**SHORT TASK**.
Show every line in the entries below where the word "different" appears.

* start GIVEN RECORDS *

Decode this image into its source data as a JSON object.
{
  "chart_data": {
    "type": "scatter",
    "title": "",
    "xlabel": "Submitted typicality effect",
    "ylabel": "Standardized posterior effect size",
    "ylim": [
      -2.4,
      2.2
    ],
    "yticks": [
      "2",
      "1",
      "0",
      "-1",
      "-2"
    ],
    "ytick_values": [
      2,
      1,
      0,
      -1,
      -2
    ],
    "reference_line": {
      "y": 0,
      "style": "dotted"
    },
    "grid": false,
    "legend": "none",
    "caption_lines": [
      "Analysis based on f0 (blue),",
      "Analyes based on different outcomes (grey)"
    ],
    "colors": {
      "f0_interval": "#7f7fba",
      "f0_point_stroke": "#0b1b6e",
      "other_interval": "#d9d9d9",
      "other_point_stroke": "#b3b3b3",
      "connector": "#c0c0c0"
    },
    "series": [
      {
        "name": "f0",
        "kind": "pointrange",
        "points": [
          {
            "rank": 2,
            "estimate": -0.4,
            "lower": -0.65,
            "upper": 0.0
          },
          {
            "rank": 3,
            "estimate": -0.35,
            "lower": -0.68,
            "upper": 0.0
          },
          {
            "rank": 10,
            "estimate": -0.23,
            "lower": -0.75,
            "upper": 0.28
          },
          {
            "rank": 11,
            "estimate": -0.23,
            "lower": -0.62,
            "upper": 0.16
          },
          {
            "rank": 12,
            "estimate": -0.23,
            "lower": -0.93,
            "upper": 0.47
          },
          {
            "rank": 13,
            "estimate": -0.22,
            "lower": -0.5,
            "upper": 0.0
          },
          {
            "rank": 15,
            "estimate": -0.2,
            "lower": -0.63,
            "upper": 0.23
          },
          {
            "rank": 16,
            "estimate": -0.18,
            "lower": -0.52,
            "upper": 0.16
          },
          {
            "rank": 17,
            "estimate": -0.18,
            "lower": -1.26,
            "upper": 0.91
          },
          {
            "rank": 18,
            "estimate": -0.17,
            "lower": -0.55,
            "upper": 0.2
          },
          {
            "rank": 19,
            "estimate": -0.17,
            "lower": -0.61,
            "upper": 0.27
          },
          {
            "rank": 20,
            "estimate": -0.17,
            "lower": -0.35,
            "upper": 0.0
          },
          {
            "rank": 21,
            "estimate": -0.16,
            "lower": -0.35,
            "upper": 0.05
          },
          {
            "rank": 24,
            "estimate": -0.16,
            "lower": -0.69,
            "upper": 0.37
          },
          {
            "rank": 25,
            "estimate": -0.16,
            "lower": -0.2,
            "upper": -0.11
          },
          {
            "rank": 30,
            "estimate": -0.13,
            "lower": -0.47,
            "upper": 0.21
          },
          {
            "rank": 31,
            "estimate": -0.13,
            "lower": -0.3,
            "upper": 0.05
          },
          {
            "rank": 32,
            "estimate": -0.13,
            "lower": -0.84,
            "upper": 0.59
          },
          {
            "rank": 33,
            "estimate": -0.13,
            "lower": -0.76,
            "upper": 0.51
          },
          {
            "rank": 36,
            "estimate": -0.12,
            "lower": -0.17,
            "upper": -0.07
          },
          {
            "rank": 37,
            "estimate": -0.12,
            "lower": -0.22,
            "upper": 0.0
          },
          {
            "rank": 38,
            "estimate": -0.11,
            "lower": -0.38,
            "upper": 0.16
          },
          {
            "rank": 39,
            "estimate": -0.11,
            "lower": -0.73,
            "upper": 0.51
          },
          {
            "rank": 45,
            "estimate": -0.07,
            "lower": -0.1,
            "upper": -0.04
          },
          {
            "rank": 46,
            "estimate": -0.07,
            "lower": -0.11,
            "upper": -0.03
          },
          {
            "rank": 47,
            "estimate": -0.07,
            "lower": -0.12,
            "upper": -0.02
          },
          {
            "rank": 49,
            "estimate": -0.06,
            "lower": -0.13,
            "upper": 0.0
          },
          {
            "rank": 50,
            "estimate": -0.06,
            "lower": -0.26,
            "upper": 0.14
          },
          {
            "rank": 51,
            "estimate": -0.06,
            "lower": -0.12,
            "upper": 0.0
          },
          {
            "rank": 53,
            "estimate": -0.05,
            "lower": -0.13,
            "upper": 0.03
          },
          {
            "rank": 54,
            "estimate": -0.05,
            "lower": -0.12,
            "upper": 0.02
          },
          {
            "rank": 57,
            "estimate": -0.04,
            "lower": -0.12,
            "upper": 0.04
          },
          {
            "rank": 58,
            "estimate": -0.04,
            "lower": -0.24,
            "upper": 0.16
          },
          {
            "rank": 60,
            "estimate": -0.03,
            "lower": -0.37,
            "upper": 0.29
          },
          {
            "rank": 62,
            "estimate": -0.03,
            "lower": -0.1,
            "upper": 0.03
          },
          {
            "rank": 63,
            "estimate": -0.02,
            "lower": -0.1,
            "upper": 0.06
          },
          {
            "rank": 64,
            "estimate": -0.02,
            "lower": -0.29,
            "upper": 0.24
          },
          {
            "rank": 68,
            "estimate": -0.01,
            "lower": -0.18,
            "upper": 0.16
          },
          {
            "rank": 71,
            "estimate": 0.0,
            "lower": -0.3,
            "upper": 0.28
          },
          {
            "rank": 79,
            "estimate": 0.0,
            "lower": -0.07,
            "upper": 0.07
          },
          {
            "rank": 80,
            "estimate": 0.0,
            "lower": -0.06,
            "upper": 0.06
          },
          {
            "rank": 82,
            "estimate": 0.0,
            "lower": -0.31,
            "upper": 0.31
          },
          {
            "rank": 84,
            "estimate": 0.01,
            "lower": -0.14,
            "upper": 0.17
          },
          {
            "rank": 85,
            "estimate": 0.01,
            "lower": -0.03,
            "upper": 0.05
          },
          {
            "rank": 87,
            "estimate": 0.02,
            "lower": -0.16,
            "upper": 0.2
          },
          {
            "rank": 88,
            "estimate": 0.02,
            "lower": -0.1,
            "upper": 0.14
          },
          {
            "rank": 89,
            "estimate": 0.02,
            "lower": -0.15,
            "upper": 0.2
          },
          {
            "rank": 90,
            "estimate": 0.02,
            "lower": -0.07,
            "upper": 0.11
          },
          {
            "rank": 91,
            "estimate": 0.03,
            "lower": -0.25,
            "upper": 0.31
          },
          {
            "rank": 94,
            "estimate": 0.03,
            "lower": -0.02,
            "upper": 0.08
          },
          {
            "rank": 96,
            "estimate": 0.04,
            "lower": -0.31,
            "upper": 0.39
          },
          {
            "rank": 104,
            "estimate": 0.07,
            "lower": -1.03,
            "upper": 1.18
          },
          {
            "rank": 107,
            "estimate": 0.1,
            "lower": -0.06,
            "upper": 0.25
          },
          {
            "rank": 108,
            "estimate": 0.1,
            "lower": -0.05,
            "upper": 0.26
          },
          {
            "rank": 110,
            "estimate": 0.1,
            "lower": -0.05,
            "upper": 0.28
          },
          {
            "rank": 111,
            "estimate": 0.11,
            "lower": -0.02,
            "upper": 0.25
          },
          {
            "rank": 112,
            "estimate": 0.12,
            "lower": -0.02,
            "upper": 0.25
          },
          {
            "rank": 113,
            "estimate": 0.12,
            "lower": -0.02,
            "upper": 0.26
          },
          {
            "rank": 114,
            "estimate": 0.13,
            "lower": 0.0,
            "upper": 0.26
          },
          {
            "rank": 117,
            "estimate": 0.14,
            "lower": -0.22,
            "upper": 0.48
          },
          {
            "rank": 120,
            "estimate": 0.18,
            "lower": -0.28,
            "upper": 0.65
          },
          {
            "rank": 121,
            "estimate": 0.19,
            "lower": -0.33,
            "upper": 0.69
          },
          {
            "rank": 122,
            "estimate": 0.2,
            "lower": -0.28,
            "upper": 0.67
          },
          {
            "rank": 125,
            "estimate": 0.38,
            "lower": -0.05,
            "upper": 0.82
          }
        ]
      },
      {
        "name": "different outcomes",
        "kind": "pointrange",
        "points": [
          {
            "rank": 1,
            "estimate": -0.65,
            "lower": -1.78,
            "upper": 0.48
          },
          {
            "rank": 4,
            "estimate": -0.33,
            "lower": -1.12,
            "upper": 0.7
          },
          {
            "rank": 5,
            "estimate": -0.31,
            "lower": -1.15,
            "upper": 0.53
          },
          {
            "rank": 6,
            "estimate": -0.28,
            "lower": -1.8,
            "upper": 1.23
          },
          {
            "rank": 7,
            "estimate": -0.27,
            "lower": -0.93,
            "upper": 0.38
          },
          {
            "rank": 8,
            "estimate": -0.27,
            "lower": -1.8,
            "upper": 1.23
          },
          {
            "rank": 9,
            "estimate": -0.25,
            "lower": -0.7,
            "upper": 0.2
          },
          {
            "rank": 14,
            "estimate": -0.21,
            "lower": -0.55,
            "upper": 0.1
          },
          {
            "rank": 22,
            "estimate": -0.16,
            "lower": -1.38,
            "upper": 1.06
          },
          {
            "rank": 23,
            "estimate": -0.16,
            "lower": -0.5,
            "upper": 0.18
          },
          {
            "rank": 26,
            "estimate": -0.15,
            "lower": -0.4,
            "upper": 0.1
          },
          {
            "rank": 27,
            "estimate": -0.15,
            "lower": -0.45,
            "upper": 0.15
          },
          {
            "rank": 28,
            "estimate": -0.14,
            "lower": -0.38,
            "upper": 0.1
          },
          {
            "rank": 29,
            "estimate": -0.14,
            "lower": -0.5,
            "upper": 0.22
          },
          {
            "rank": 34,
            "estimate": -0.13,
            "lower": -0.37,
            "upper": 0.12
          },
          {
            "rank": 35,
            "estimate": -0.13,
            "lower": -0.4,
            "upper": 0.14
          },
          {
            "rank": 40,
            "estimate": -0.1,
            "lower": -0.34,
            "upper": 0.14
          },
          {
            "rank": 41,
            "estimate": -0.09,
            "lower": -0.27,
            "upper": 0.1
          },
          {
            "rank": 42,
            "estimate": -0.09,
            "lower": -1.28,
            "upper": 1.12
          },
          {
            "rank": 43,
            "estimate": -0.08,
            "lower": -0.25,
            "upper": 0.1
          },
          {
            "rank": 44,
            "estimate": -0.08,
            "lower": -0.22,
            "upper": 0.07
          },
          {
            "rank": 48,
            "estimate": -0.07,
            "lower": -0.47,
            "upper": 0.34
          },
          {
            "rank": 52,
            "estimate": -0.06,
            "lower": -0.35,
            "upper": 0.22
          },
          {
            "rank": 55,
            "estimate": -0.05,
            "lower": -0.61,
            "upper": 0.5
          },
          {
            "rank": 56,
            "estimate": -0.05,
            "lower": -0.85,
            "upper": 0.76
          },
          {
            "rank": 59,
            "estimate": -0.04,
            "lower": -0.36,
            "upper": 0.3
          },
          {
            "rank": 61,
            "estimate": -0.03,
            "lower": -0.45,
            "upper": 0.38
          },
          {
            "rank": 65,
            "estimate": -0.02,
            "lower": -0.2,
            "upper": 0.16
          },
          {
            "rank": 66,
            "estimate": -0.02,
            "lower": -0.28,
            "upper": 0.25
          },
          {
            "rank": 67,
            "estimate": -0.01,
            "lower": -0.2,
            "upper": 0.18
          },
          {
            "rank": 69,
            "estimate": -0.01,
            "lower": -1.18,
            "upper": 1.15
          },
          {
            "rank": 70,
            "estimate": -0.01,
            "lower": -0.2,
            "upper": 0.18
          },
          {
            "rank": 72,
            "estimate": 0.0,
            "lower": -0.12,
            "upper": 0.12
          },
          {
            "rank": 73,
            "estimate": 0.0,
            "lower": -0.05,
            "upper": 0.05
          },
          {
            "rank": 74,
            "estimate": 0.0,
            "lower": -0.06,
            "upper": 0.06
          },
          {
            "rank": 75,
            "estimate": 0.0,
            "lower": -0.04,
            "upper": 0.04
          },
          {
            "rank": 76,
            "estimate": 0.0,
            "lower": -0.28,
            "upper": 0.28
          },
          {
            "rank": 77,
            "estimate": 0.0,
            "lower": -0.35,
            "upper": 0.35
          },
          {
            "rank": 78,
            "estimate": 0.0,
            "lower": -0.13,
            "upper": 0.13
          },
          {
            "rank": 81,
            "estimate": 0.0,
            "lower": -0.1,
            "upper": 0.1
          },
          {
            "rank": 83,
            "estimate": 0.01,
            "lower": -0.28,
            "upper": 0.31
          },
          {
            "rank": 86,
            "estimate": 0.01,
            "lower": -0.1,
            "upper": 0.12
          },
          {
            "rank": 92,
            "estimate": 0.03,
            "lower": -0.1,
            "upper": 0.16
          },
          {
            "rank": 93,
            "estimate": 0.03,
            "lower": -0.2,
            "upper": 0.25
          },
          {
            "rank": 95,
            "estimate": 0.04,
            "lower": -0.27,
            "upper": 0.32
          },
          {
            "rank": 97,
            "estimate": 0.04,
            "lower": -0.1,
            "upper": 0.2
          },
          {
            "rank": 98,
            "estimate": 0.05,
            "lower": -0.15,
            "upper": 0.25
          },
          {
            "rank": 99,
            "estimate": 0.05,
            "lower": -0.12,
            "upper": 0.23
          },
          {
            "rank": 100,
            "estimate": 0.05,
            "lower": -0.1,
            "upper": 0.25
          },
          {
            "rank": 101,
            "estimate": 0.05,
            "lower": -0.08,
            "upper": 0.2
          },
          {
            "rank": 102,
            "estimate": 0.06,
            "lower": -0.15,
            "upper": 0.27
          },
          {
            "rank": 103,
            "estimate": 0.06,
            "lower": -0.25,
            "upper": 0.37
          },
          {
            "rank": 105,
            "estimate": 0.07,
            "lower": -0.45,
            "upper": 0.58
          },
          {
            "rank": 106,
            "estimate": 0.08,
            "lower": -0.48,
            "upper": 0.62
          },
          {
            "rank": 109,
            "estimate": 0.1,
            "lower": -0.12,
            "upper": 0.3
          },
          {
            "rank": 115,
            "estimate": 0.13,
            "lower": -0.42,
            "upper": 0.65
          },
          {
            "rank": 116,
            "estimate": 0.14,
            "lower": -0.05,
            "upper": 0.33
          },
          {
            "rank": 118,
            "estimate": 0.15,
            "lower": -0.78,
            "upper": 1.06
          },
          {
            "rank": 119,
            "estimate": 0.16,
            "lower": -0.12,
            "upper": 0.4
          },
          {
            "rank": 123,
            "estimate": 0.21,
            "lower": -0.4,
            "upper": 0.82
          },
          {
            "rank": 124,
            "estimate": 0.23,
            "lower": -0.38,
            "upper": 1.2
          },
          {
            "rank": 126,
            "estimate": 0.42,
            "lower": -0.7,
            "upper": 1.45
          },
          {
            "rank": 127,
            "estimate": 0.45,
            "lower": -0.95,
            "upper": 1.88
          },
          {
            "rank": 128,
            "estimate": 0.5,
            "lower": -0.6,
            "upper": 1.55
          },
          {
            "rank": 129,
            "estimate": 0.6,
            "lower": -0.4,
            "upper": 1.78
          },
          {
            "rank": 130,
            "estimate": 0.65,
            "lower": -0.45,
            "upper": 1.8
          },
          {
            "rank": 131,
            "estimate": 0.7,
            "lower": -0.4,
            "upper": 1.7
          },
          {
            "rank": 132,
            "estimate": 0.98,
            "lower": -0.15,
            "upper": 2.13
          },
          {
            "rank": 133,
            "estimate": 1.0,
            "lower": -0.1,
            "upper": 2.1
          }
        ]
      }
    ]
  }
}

* end GIVEN RECORDS *

**SOLUTION TO THIS TASK**.
      "Analyes based on different outcomes (grey)"
        "name": "different outcomes",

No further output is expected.